# Direction:
Copy each line that holds "toolbar".

---

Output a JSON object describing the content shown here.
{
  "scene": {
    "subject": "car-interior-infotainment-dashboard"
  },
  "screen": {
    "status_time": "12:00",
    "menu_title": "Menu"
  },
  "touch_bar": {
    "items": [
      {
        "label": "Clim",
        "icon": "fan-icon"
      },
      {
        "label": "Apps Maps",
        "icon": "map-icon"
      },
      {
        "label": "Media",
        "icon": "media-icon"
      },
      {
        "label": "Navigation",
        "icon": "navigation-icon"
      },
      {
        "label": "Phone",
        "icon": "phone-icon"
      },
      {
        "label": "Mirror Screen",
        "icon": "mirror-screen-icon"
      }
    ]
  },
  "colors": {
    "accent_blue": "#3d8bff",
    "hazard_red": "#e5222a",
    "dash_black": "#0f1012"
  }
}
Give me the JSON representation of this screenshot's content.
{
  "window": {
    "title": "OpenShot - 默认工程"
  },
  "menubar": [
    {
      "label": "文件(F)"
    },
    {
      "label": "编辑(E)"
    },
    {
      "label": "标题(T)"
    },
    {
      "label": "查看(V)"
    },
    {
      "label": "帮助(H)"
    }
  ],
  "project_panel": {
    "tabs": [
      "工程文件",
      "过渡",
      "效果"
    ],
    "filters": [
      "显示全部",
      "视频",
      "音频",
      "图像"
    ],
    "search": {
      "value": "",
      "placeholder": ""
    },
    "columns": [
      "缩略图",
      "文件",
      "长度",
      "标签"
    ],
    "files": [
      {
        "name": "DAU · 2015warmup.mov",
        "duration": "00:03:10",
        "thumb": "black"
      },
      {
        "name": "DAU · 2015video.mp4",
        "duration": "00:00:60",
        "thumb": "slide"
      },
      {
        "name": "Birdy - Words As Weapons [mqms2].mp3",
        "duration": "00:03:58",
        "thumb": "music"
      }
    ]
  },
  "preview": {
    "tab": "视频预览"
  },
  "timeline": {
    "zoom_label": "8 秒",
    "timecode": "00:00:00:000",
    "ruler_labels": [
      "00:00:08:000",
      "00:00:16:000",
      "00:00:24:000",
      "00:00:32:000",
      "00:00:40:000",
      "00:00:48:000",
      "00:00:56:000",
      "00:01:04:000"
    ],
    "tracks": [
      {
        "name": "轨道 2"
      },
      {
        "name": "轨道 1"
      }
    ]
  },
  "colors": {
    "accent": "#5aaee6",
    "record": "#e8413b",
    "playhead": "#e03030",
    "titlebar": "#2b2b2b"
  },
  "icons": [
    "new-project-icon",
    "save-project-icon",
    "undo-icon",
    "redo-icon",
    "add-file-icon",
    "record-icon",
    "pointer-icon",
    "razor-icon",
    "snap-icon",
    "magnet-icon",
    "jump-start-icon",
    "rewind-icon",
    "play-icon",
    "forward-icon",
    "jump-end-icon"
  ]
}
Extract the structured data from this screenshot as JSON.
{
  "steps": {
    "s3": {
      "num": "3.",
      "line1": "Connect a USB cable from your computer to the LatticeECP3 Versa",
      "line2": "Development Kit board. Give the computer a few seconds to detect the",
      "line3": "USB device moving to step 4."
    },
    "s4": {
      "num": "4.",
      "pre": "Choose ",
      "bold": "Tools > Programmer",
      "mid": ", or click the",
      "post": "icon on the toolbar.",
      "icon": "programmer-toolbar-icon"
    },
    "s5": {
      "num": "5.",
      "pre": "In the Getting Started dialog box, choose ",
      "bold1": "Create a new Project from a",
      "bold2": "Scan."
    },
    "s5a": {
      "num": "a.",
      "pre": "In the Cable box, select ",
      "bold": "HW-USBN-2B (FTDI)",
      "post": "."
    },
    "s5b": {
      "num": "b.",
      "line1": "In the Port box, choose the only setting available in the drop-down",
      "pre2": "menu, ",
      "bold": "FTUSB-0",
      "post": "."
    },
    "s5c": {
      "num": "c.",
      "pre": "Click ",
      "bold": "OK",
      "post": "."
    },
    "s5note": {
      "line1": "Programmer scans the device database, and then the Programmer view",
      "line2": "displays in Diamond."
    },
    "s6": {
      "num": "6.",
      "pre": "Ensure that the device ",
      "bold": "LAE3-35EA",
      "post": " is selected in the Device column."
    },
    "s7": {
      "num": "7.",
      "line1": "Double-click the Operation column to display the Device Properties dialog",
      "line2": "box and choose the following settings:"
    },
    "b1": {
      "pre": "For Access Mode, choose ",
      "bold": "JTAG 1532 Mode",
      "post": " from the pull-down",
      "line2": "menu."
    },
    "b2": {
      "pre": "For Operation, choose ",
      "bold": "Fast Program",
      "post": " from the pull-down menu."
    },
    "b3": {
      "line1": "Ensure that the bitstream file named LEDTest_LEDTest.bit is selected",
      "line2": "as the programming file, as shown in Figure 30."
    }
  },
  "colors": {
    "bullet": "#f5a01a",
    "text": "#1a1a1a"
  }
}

---

# Written reply:
      "post": "icon on the toolbar.",
      "icon": "programmer-toolbar-icon"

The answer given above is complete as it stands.